== DIRECTIVE ==
Write out as a JSON list of strings, one string per line and blank lines left out, the part of the lines that runs from the very start through the line containing "candle-body <box>268 225 273 239</box>", with both ends included.
--------------------------------
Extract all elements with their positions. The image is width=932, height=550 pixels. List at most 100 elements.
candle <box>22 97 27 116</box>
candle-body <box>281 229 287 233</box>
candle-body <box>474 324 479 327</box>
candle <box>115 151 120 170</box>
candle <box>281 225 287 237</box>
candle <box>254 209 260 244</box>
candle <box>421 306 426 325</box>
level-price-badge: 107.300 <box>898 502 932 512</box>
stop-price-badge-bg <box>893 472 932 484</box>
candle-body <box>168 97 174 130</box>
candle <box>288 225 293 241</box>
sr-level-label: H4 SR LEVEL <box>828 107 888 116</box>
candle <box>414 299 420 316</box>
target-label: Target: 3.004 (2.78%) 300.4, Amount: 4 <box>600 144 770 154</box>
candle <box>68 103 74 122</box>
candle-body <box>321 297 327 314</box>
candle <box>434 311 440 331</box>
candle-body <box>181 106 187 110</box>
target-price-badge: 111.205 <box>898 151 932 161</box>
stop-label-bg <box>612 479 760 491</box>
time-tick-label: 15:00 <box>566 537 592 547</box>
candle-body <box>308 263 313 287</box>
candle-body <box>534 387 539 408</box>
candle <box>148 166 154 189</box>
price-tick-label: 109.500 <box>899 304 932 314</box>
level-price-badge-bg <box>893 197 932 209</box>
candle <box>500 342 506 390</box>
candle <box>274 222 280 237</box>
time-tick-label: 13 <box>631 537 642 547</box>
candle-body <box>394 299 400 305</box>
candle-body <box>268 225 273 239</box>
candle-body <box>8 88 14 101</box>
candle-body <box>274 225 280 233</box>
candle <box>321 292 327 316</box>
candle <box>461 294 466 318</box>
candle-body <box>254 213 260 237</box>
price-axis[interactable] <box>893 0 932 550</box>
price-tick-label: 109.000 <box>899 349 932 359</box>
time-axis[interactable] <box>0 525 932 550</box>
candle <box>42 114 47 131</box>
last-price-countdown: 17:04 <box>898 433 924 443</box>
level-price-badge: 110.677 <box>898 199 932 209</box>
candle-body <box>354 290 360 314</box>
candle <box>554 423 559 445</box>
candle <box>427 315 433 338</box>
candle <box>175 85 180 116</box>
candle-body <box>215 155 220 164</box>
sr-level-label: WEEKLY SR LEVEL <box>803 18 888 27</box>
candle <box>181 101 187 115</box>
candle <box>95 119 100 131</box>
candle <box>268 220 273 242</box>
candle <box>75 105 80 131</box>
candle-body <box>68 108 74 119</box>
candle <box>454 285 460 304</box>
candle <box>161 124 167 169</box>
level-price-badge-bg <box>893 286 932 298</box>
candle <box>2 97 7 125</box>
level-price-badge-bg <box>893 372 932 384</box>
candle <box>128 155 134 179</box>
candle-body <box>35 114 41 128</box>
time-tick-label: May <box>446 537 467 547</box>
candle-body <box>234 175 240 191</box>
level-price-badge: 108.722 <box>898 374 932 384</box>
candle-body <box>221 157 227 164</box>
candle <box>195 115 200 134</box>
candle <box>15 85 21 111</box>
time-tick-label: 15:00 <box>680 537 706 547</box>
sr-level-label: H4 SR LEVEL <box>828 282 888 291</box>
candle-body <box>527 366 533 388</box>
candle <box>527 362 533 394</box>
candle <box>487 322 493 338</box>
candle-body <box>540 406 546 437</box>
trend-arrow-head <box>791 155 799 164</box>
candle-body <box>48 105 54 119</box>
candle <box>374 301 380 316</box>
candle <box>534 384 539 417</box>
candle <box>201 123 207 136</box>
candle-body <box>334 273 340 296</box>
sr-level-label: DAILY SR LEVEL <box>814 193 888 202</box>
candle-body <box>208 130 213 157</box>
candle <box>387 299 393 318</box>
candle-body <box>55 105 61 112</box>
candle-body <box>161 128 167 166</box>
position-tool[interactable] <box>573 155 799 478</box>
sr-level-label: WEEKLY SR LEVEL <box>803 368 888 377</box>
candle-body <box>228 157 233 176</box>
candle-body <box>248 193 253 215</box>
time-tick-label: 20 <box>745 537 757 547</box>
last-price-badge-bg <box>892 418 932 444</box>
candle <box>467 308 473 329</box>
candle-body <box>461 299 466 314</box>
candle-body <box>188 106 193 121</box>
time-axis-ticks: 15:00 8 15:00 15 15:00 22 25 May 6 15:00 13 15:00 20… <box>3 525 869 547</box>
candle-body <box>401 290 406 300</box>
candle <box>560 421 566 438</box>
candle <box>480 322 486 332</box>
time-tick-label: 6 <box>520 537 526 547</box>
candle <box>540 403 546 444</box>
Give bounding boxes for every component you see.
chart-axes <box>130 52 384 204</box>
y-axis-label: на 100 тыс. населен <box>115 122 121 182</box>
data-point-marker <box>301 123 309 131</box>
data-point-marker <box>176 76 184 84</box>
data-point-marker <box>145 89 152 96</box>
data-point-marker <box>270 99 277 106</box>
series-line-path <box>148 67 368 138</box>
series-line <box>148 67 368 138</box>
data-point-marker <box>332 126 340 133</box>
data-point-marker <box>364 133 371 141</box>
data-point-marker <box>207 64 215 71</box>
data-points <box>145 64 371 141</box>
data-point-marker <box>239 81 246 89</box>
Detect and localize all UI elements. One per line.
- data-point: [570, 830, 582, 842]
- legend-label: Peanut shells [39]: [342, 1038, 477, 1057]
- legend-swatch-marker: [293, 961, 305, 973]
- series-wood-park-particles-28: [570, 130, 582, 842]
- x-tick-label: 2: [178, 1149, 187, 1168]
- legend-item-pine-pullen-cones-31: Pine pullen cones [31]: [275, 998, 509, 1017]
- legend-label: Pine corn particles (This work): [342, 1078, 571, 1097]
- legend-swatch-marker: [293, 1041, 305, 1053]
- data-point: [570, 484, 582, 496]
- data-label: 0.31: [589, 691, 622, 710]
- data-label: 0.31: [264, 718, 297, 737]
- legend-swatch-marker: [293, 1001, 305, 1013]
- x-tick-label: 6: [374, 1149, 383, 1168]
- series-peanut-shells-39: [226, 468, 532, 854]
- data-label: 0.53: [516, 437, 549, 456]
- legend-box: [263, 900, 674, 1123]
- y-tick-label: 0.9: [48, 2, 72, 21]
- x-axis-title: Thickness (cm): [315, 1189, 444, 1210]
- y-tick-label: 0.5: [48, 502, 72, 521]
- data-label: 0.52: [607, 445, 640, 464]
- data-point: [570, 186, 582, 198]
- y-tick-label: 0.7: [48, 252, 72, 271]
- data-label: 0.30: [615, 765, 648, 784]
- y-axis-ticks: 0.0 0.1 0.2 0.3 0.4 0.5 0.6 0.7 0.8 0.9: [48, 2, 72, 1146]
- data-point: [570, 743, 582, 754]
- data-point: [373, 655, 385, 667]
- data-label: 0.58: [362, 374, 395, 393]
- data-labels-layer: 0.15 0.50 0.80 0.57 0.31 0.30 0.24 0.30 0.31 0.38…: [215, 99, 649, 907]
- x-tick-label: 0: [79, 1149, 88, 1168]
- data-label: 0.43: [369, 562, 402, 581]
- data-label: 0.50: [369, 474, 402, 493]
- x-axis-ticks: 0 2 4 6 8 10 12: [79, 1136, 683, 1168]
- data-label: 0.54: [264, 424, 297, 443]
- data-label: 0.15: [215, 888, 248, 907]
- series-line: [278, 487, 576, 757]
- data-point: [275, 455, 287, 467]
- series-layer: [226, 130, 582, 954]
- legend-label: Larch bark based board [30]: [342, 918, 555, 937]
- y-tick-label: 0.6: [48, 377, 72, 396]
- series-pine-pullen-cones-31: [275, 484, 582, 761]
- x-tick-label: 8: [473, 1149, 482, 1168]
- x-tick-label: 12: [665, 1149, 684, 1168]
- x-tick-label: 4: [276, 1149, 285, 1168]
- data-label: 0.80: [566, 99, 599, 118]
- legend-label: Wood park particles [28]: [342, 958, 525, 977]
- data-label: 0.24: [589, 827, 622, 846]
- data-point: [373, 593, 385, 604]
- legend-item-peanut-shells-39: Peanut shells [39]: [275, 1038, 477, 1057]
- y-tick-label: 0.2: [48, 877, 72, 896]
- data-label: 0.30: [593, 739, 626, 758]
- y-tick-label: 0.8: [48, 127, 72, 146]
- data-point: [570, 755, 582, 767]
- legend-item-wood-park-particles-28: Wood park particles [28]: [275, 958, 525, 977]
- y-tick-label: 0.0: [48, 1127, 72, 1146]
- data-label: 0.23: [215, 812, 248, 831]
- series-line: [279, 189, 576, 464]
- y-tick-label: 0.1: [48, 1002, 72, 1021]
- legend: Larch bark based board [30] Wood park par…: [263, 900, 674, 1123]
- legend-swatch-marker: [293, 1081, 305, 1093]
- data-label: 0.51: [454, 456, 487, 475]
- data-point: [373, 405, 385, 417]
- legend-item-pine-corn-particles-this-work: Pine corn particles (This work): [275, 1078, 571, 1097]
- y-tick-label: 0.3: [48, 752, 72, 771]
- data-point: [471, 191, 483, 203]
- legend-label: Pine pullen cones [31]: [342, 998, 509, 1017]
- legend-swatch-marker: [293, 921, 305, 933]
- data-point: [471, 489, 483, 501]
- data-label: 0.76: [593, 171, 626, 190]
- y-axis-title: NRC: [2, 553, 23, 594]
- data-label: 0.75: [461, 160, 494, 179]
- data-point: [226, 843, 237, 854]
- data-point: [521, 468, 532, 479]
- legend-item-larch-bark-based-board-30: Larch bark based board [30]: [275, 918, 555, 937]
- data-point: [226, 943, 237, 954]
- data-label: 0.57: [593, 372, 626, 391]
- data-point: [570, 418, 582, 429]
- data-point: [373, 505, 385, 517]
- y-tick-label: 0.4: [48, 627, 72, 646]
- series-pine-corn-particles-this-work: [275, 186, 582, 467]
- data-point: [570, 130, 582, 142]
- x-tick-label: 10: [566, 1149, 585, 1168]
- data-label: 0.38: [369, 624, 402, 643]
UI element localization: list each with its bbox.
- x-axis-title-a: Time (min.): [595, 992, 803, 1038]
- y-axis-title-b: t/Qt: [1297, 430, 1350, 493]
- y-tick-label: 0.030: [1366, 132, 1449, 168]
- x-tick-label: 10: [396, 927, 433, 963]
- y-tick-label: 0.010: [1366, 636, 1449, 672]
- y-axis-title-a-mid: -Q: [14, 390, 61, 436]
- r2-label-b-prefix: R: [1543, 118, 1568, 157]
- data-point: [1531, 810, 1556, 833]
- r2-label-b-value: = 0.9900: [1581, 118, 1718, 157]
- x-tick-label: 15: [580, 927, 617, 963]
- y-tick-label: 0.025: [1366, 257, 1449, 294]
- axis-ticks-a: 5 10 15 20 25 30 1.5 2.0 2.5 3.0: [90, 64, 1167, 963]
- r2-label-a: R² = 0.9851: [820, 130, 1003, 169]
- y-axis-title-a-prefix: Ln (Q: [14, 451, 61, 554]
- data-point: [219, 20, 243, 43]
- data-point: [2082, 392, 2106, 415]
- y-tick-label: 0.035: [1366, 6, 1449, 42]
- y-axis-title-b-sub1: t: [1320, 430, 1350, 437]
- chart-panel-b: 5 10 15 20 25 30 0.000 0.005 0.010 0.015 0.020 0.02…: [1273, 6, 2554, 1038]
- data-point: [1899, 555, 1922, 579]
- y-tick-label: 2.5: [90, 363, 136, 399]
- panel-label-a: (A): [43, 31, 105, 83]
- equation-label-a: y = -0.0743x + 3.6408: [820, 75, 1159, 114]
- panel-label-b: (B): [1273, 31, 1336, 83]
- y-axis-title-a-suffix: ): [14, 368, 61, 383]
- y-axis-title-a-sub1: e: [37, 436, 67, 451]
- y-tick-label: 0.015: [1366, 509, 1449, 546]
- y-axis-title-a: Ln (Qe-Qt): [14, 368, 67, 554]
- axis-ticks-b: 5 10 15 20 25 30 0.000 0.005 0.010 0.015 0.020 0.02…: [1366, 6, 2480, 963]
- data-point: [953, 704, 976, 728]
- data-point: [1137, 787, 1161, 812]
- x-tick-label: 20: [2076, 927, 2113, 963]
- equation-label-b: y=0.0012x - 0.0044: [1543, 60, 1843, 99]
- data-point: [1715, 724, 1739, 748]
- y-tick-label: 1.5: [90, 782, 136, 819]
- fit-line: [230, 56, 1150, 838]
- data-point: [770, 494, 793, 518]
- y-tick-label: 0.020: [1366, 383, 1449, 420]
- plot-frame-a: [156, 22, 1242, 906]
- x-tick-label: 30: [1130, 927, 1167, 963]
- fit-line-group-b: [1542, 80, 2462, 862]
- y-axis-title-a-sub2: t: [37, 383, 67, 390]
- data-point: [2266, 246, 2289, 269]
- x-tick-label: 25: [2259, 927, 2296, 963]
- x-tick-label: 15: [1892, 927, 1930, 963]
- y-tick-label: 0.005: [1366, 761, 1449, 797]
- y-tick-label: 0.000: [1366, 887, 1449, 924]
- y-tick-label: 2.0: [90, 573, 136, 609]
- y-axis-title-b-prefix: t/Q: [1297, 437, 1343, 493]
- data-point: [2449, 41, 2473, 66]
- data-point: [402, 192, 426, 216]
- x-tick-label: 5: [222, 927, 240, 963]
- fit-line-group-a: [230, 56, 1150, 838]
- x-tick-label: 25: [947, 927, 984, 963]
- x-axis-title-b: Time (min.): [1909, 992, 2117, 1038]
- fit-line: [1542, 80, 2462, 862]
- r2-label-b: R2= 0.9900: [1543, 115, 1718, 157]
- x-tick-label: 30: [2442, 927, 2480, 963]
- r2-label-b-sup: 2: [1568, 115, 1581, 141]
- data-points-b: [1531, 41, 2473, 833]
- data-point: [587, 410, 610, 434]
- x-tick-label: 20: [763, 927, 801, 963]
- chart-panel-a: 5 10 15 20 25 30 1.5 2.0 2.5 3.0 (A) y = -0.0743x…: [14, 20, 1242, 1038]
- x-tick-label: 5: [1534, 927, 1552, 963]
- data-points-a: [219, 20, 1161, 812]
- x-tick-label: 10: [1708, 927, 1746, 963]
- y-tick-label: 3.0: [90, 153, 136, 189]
--------------------------------
== EXERCISE RESPONSE ==
[
  "Extract all elements with their positions. The image is width=932, height=550 pixels. List at most 100 elements.",
  "candle <box>22 97 27 116</box>",
  "candle-body <box>281 229 287 233</box>",
  "candle-body <box>474 324 479 327</box>",
  "candle <box>115 151 120 170</box>",
  "candle <box>281 225 287 237</box>",
  "candle <box>254 209 260 244</box>",
  "candle <box>421 306 426 325</box>",
  "level-price-badge: 107.300 <box>898 502 932 512</box>",
  "stop-price-badge-bg <box>893 472 932 484</box>",
  "candle-body <box>168 97 174 130</box>",
  "candle <box>288 225 293 241</box>",
  "sr-level-label: H4 SR LEVEL <box>828 107 888 116</box>",
  "candle <box>414 299 420 316</box>",
  "target-label: Target: 3.004 (2.78%) 300.4, Amount: 4 <box>600 144 770 154</box>",
  "candle <box>68 103 74 122</box>",
  "candle-body <box>321 297 327 314</box>",
  "candle <box>434 311 440 331</box>",
  "candle-body <box>181 106 187 110</box>",
  "target-price-badge: 111.205 <box>898 151 932 161</box>",
  "stop-label-bg <box>612 479 760 491</box>",
  "time-tick-label: 15:00 <box>566 537 592 547</box>",
  "candle-body <box>308 263 313 287</box>",
  "candle-body <box>534 387 539 408</box>",
  "candle <box>148 166 154 189</box>",
  "price-tick-label: 109.500 <box>899 304 932 314</box>",
  "level-price-badge-bg <box>893 197 932 209</box>",
  "candle <box>500 342 506 390</box>",
  "candle <box>274 222 280 237</box>",
  "time-tick-label: 13 <box>631 537 642 547</box>",
  "candle-body <box>394 299 400 305</box>",
  "candle-body <box>268 225 273 239</box>"
]